What you should do:
Check each line of the records below and collect those holding "Number".

[Data records]
■ ■ ■ ■ ■ ■ ■

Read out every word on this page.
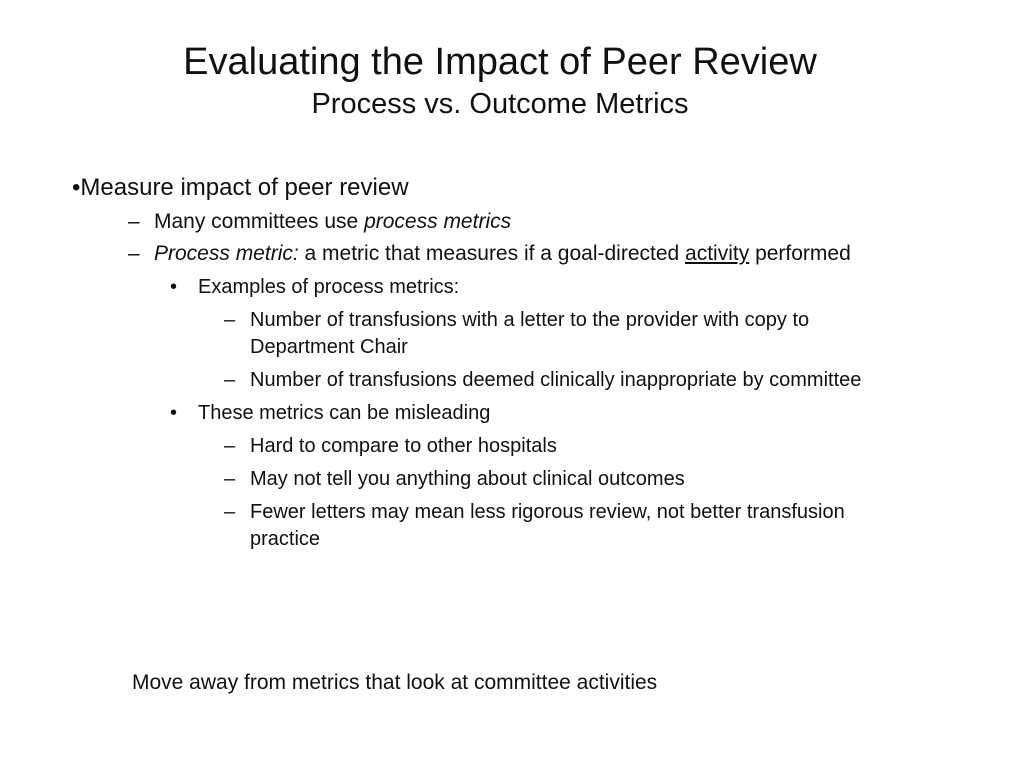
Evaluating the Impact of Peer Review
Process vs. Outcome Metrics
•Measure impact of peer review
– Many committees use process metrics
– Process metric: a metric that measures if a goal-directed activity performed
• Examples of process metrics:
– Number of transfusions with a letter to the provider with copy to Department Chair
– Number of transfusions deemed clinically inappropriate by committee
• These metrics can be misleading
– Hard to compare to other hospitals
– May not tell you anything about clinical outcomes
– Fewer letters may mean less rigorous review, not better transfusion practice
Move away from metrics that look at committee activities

■ ■ ■ ■ ■ ■ ■

Answer for this exercise:
– Number of transfusions with a letter to the provider with copy to Department Chair
– Number of transfusions deemed clinically inappropriate by committee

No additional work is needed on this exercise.